BEGIN Records to use
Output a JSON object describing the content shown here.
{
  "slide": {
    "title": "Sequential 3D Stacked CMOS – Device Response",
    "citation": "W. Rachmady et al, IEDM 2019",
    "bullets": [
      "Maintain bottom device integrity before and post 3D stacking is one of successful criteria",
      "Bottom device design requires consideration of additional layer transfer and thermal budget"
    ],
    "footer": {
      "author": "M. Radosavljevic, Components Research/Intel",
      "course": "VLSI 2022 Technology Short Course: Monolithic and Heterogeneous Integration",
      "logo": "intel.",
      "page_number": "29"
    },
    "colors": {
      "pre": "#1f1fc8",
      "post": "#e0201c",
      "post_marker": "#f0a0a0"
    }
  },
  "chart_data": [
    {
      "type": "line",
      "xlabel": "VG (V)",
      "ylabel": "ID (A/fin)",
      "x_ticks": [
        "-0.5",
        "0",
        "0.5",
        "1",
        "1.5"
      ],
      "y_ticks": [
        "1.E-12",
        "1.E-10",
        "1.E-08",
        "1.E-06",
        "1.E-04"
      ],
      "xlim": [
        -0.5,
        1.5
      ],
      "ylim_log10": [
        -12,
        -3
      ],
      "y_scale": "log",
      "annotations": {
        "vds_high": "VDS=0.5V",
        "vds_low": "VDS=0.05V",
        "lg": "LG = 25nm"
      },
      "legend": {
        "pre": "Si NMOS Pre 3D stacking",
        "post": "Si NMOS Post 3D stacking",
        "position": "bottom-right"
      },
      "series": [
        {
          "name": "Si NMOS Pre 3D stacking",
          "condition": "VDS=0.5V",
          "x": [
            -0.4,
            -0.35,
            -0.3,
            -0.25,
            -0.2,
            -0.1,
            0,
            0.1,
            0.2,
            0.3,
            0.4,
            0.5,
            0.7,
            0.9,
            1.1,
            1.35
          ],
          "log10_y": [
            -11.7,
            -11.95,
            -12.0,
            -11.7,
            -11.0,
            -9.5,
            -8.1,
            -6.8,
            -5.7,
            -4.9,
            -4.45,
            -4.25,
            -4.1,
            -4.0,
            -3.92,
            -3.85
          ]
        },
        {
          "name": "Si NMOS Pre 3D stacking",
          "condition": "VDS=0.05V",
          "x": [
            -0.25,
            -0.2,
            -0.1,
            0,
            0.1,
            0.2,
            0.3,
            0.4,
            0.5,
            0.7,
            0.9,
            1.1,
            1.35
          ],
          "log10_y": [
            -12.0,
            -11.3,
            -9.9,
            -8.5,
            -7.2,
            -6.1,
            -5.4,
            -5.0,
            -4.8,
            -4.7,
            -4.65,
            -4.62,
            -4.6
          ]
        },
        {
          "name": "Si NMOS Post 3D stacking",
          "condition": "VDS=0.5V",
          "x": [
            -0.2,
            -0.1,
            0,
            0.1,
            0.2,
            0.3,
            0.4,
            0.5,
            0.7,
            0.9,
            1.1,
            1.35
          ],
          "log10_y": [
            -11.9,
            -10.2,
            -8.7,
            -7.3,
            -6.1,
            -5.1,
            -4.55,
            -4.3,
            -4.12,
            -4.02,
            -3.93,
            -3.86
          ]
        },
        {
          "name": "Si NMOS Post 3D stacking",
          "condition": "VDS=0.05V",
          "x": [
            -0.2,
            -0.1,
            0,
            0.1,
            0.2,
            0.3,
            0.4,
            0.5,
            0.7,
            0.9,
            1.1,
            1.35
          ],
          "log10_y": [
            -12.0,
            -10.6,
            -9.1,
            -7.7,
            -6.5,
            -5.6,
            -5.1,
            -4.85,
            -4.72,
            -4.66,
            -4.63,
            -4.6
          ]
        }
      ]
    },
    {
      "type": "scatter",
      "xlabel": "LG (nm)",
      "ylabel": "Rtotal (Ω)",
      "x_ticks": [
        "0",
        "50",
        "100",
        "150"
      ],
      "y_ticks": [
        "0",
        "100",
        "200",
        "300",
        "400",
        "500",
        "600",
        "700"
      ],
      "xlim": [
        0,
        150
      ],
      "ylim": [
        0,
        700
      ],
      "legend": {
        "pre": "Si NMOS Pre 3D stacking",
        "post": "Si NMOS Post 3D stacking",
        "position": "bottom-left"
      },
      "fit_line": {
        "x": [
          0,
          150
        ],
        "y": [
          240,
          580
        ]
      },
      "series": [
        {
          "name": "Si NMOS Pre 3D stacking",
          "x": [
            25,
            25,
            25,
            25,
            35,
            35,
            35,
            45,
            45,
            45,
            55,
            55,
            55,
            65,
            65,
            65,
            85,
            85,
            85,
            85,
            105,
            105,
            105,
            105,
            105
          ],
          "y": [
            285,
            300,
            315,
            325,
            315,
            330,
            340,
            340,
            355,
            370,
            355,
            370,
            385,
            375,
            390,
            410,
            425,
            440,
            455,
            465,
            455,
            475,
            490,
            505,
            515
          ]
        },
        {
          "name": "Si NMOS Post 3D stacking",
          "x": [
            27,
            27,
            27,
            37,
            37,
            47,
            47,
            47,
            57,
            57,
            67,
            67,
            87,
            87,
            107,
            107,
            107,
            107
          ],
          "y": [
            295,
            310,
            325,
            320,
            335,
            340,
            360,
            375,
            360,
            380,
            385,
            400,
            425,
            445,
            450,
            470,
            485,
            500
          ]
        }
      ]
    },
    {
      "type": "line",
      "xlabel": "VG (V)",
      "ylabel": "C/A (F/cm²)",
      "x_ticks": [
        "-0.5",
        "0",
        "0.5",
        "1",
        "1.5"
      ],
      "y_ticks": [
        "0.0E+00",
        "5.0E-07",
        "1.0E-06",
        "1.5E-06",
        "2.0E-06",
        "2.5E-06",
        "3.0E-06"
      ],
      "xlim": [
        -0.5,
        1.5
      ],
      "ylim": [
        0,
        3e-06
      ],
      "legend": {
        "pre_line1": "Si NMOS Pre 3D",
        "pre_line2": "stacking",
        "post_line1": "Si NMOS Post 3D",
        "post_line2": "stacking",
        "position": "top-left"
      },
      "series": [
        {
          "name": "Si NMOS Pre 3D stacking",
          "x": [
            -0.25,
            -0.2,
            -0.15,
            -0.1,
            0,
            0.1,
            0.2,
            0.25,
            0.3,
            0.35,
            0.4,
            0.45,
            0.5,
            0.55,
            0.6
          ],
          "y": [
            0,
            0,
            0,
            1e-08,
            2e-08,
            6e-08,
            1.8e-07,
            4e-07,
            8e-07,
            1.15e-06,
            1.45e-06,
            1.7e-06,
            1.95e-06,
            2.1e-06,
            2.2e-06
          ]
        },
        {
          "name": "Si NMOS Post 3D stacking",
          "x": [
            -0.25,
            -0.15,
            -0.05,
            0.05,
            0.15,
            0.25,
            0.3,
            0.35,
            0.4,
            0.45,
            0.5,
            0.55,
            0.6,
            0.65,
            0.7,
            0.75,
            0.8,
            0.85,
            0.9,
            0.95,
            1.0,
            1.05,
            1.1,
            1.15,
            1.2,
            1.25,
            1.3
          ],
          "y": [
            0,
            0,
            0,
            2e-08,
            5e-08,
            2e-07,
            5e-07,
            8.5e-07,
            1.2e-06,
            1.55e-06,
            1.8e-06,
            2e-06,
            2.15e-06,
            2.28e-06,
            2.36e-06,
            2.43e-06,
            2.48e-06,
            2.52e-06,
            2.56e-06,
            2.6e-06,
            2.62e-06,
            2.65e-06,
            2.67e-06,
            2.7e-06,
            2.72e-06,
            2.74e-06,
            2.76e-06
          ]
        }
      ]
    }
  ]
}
END Records to use
**What you have to do:** Produce an exact copy of every entry above.

**Answer to this problem:**
Output a JSON object describing the content shown here.
{
  "slide": {
    "title": "Sequential 3D Stacked CMOS – Device Response",
    "citation": "W. Rachmady et al, IEDM 2019",
    "bullets": [
      "Maintain bottom device integrity before and post 3D stacking is one of successful criteria",
      "Bottom device design requires consideration of additional layer transfer and thermal budget"
    ],
    "footer": {
      "author": "M. Radosavljevic, Components Research/Intel",
      "course": "VLSI 2022 Technology Short Course: Monolithic and Heterogeneous Integration",
      "logo": "intel.",
      "page_number": "29"
    },
    "colors": {
      "pre": "#1f1fc8",
      "post": "#e0201c",
      "post_marker": "#f0a0a0"
    }
  },
  "chart_data": [
    {
      "type": "line",
      "xlabel": "VG (V)",
      "ylabel": "ID (A/fin)",
      "x_ticks": [
        "-0.5",
        "0",
        "0.5",
        "1",
        "1.5"
      ],
      "y_ticks": [
        "1.E-12",
        "1.E-10",
        "1.E-08",
        "1.E-06",
        "1.E-04"
      ],
      "xlim": [
        -0.5,
        1.5
      ],
      "ylim_log10": [
        -12,
        -3
      ],
      "y_scale": "log",
      "annotations": {
        "vds_high": "VDS=0.5V",
        "vds_low": "VDS=0.05V",
        "lg": "LG = 25nm"
      },
      "legend": {
        "pre": "Si NMOS Pre 3D stacking",
        "post": "Si NMOS Post 3D stacking",
        "position": "bottom-right"
      },
      "series": [
        {
          "name": "Si NMOS Pre 3D stacking",
          "condition": "VDS=0.5V",
          "x": [
            -0.4,
            -0.35,
            -0.3,
            -0.25,
            -0.2,
            -0.1,
            0,
            0.1,
            0.2,
            0.3,
            0.4,
            0.5,
            0.7,
            0.9,
            1.1,
            1.35
          ],
          "log10_y": [
            -11.7,
            -11.95,
            -12.0,
            -11.7,
            -11.0,
            -9.5,
            -8.1,
            -6.8,
            -5.7,
            -4.9,
            -4.45,
            -4.25,
            -4.1,
            -4.0,
            -3.92,
            -3.85
          ]
        },
        {
          "name": "Si NMOS Pre 3D stacking",
          "condition": "VDS=0.05V",
          "x": [
            -0.25,
            -0.2,
            -0.1,
            0,
            0.1,
            0.2,
            0.3,
            0.4,
            0.5,
            0.7,
            0.9,
            1.1,
            1.35
          ],
          "log10_y": [
            -12.0,
            -11.3,
            -9.9,
            -8.5,
            -7.2,
            -6.1,
            -5.4,
            -5.0,
            -4.8,
            -4.7,
            -4.65,
            -4.62,
            -4.6
          ]
        },
        {
          "name": "Si NMOS Post 3D stacking",
          "condition": "VDS=0.5V",
          "x": [
            -0.2,
            -0.1,
            0,
            0.1,
            0.2,
            0.3,
            0.4,
            0.5,
            0.7,
            0.9,
            1.1,
            1.35
          ],
          "log10_y": [
            -11.9,
            -10.2,
            -8.7,
            -7.3,
            -6.1,
            -5.1,
            -4.55,
            -4.3,
            -4.12,
            -4.02,
            -3.93,
            -3.86
          ]
        },
        {
          "name": "Si NMOS Post 3D stacking",
          "condition": "VDS=0.05V",
          "x": [
            -0.2,
            -0.1,
            0,
            0.1,
            0.2,
            0.3,
            0.4,
            0.5,
            0.7,
            0.9,
            1.1,
            1.35
          ],
          "log10_y": [
            -12.0,
            -10.6,
            -9.1,
            -7.7,
            -6.5,
            -5.6,
            -5.1,
            -4.85,
            -4.72,
            -4.66,
            -4.63,
            -4.6
          ]
        }
      ]
    },
    {
      "type": "scatter",
      "xlabel": "LG (nm)",
      "ylabel": "Rtotal (Ω)",
      "x_ticks": [
        "0",
        "50",
        "100",
        "150"
      ],
      "y_ticks": [
        "0",
        "100",
        "200",
        "300",
        "400",
        "500",
        "600",
        "700"
      ],
      "xlim": [
        0,
        150
      ],
      "ylim": [
        0,
        700
      ],
      "legend": {
        "pre": "Si NMOS Pre 3D stacking",
        "post": "Si NMOS Post 3D stacking",
        "position": "bottom-left"
      },
      "fit_line": {
        "x": [
          0,
          150
        ],
        "y": [
          240,
          580
        ]
      },
      "series": [
        {
          "name": "Si NMOS Pre 3D stacking",
          "x": [
            25,
            25,
            25,
            25,
            35,
            35,
            35,
            45,
            45,
            45,
            55,
            55,
            55,
            65,
            65,
            65,
            85,
            85,
            85,
            85,
            105,
            105,
            105,
            105,
            105
          ],
          "y": [
            285,
            300,
            315,
            325,
            315,
            330,
            340,
            340,
            355,
            370,
            355,
            370,
            385,
            375,
            390,
            410,
            425,
            440,
            455,
            465,
            455,
            475,
            490,
            505,
            515
          ]
        },
        {
          "name": "Si NMOS Post 3D stacking",
          "x": [
            27,
            27,
            27,
            37,
            37,
            47,
            47,
            47,
            57,
            57,
            67,
            67,
            87,
            87,
            107,
            107,
            107,
            107
          ],
          "y": [
            295,
            310,
            325,
            320,
            335,
            340,
            360,
            375,
            360,
            380,
            385,
            400,
            425,
            445,
            450,
            470,
            485,
            500
          ]
        }
      ]
    },
    {
      "type": "line",
      "xlabel": "VG (V)",
      "ylabel": "C/A (F/cm²)",
      "x_ticks": [
        "-0.5",
        "0",
        "0.5",
        "1",
        "1.5"
      ],
      "y_ticks": [
        "0.0E+00",
        "5.0E-07",
        "1.0E-06",
        "1.5E-06",
        "2.0E-06",
        "2.5E-06",
        "3.0E-06"
      ],
      "xlim": [
        -0.5,
        1.5
      ],
      "ylim": [
        0,
        3e-06
      ],
      "legend": {
        "pre_line1": "Si NMOS Pre 3D",
        "pre_line2": "stacking",
        "post_line1": "Si NMOS Post 3D",
        "post_line2": "stacking",
        "position": "top-left"
      },
      "series": [
        {
          "name": "Si NMOS Pre 3D stacking",
          "x": [
            -0.25,
            -0.2,
            -0.15,
            -0.1,
            0,
            0.1,
            0.2,
            0.25,
            0.3,
            0.35,
            0.4,
            0.45,
            0.5,
            0.55,
            0.6
          ],
          "y": [
            0,
            0,
            0,
            1e-08,
            2e-08,
            6e-08,
            1.8e-07,
            4e-07,
            8e-07,
            1.15e-06,
            1.45e-06,
            1.7e-06,
            1.95e-06,
            2.1e-06,
            2.2e-06
          ]
        },
        {
          "name": "Si NMOS Post 3D stacking",
          "x": [
            -0.25,
            -0.15,
            -0.05,
            0.05,
            0.15,
            0.25,
            0.3,
            0.35,
            0.4,
            0.45,
            0.5,
            0.55,
            0.6,
            0.65,
            0.7,
            0.75,
            0.8,
            0.85,
            0.9,
            0.95,
            1.0,
            1.05,
            1.1,
            1.15,
            1.2,
            1.25,
            1.3
          ],
          "y": [
            0,
            0,
            0,
            2e-08,
            5e-08,
            2e-07,
            5e-07,
            8.5e-07,
            1.2e-06,
            1.55e-06,
            1.8e-06,
            2e-06,
            2.15e-06,
            2.28e-06,
            2.36e-06,
            2.43e-06,
            2.48e-06,
            2.52e-06,
            2.56e-06,
            2.6e-06,
            2.62e-06,
            2.65e-06,
            2.67e-06,
            2.7e-06,
            2.72e-06,
            2.74e-06,
            2.76e-06
          ]
        }
      ]
    }
  ]
}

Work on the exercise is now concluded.